▶ Extracted records
____

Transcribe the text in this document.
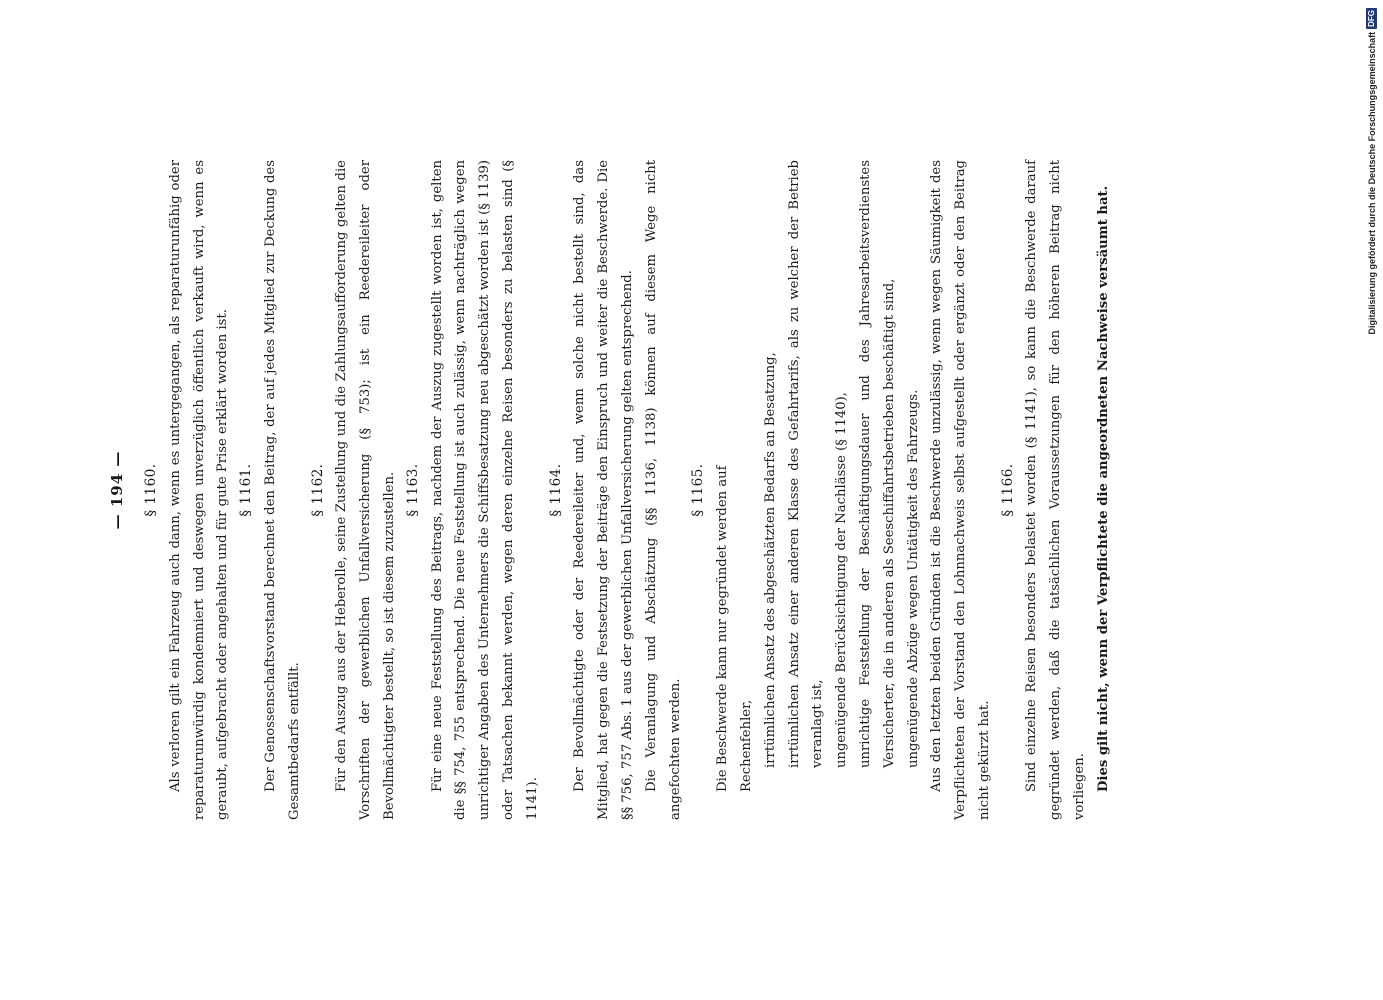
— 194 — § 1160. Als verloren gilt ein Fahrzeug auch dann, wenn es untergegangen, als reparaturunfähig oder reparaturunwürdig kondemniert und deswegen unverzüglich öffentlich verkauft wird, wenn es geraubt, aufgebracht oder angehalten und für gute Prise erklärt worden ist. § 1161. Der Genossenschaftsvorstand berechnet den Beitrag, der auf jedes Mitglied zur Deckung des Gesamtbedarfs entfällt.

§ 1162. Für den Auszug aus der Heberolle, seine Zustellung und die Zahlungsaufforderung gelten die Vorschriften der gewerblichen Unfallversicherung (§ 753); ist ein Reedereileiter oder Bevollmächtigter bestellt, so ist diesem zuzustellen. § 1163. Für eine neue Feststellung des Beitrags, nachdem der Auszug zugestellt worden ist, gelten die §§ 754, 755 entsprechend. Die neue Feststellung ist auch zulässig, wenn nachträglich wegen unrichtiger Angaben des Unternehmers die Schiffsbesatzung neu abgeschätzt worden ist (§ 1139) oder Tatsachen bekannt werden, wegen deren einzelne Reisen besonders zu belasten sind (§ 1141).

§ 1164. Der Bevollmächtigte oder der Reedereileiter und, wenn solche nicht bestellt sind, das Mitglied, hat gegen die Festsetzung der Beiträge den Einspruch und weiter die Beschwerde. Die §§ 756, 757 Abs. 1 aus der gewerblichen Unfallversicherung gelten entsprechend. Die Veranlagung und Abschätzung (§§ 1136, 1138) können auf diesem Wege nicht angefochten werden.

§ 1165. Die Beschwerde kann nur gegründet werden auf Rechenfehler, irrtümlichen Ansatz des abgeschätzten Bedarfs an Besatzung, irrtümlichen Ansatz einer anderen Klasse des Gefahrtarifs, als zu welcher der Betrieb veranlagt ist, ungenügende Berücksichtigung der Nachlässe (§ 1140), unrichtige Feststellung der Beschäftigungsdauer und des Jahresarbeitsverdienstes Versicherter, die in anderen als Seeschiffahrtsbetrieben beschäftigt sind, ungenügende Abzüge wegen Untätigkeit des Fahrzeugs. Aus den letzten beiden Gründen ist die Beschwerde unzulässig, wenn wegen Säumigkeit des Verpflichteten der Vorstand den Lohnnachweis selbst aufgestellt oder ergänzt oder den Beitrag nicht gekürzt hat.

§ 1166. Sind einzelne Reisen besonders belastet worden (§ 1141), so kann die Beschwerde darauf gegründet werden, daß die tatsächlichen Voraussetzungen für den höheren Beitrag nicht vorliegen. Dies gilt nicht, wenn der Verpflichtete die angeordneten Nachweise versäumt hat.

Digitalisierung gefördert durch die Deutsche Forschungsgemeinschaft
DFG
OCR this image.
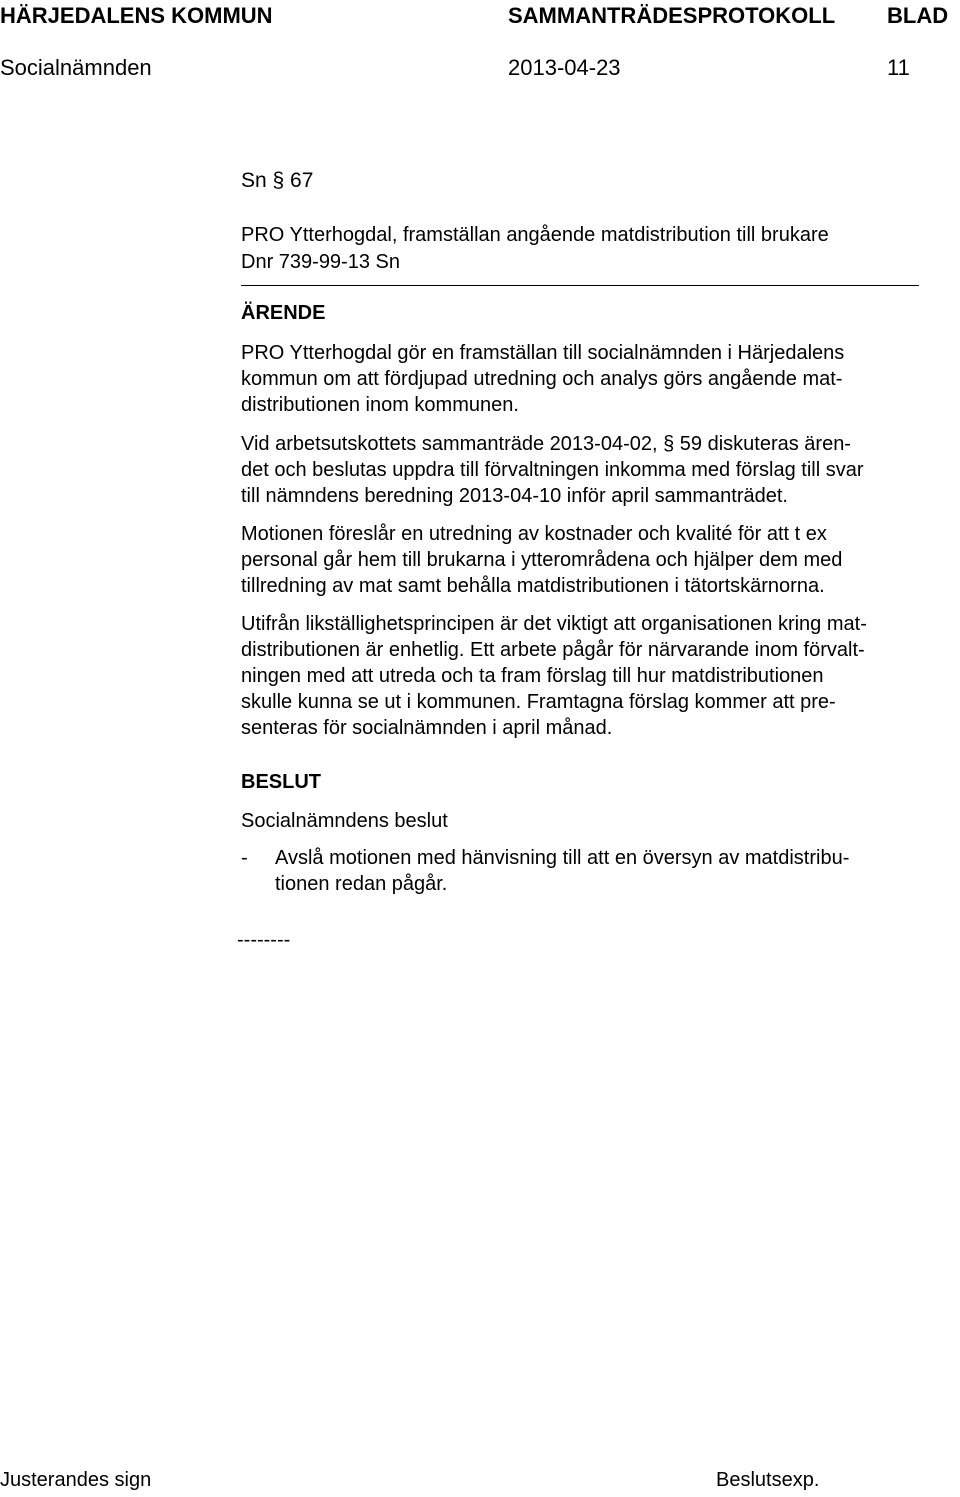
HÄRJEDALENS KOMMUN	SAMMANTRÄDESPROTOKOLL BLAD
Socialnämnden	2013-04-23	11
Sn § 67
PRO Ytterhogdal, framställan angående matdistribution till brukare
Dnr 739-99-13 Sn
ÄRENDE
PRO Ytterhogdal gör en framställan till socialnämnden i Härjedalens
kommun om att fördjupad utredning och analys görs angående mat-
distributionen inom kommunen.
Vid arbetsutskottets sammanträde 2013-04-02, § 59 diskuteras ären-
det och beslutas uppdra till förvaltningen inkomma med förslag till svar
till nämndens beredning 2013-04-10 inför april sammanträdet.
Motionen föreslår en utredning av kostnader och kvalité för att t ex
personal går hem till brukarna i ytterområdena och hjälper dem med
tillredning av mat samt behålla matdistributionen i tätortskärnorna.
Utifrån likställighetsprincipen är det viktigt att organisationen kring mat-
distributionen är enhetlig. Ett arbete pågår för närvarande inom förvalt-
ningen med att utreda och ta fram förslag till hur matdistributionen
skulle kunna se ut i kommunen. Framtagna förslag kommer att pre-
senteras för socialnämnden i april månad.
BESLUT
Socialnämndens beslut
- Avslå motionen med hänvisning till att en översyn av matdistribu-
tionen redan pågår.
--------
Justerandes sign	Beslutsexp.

____

▶ Required work
Pictures in the records must not appear in the copy; transcribe everything else precisely.

▶ Task response
Transcribe the text in this document.
— 194 — § 1160. Als verloren gilt ein Fahrzeug auch dann, wenn es untergegangen, als reparaturunfähig oder reparaturunwürdig kondemniert und deswegen unverzüglich öffentlich verkauft wird, wenn es geraubt, aufgebracht oder angehalten und für gute Prise erklärt worden ist. § 1161. Der Genossenschaftsvorstand berechnet den Beitrag, der auf jedes Mitglied zur Deckung des Gesamtbedarfs entfällt.

§ 1162. Für den Auszug aus der Heberolle, seine Zustellung und die Zahlungsaufforderung gelten die Vorschriften der gewerblichen Unfallversicherung (§ 753); ist ein Reedereileiter oder Bevollmächtigter bestellt, so ist diesem zuzustellen. § 1163. Für eine neue Feststellung des Beitrags, nachdem der Auszug zugestellt worden ist, gelten die §§ 754, 755 entsprechend. Die neue Feststellung ist auch zulässig, wenn nachträglich wegen unrichtiger Angaben des Unternehmers die Schiffsbesatzung neu abgeschätzt worden ist (§ 1139) oder Tatsachen bekannt werden, wegen deren einzelne Reisen besonders zu belasten sind (§ 1141).

§ 1164. Der Bevollmächtigte oder der Reedereileiter und, wenn solche nicht bestellt sind, das Mitglied, hat gegen die Festsetzung der Beiträge den Einspruch und weiter die Beschwerde. Die §§ 756, 757 Abs. 1 aus der gewerblichen Unfallversicherung gelten entsprechend. Die Veranlagung und Abschätzung (§§ 1136, 1138) können auf diesem Wege nicht angefochten werden.

§ 1165. Die Beschwerde kann nur gegründet werden auf Rechenfehler, irrtümlichen Ansatz des abgeschätzten Bedarfs an Besatzung, irrtümlichen Ansatz einer anderen Klasse des Gefahrtarifs, als zu welcher der Betrieb veranlagt ist, ungenügende Berücksichtigung der Nachlässe (§ 1140), unrichtige Feststellung der Beschäftigungsdauer und des Jahresarbeitsverdienstes Versicherter, die in anderen als Seeschiffahrtsbetrieben beschäftigt sind, ungenügende Abzüge wegen Untätigkeit des Fahrzeugs. Aus den letzten beiden Gründen ist die Beschwerde unzulässig, wenn wegen Säumigkeit des Verpflichteten der Vorstand den Lohnnachweis selbst aufgestellt oder ergänzt oder den Beitrag nicht gekürzt hat.

§ 1166. Sind einzelne Reisen besonders belastet worden (§ 1141), so kann die Beschwerde darauf gegründet werden, daß die tatsächlichen Voraussetzungen für den höheren Beitrag nicht vorliegen. Dies gilt nicht, wenn der Verpflichtete die angeordneten Nachweise versäumt hat.

Digitalisierung gefördert durch die Deutsche Forschungsgemeinschaft
DFG
OCR this image.
HÄRJEDALENS KOMMUN	SAMMANTRÄDESPROTOKOLL BLAD
Socialnämnden	2013-04-23	11
Sn § 67
PRO Ytterhogdal, framställan angående matdistribution till brukare
Dnr 739-99-13 Sn
ÄRENDE
PRO Ytterhogdal gör en framställan till socialnämnden i Härjedalens
kommun om att fördjupad utredning och analys görs angående mat-
distributionen inom kommunen.
Vid arbetsutskottets sammanträde 2013-04-02, § 59 diskuteras ären-
det och beslutas uppdra till förvaltningen inkomma med förslag till svar
till nämndens beredning 2013-04-10 inför april sammanträdet.
Motionen föreslår en utredning av kostnader och kvalité för att t ex
personal går hem till brukarna i ytterområdena och hjälper dem med
tillredning av mat samt behålla matdistributionen i tätortskärnorna.
Utifrån likställighetsprincipen är det viktigt att organisationen kring mat-
distributionen är enhetlig. Ett arbete pågår för närvarande inom förvalt-
ningen med att utreda och ta fram förslag till hur matdistributionen
skulle kunna se ut i kommunen. Framtagna förslag kommer att pre-
senteras för socialnämnden i april månad.
BESLUT
Socialnämndens beslut
- Avslå motionen med hänvisning till att en översyn av matdistribu-
tionen redan pågår.
--------
Justerandes sign	Beslutsexp.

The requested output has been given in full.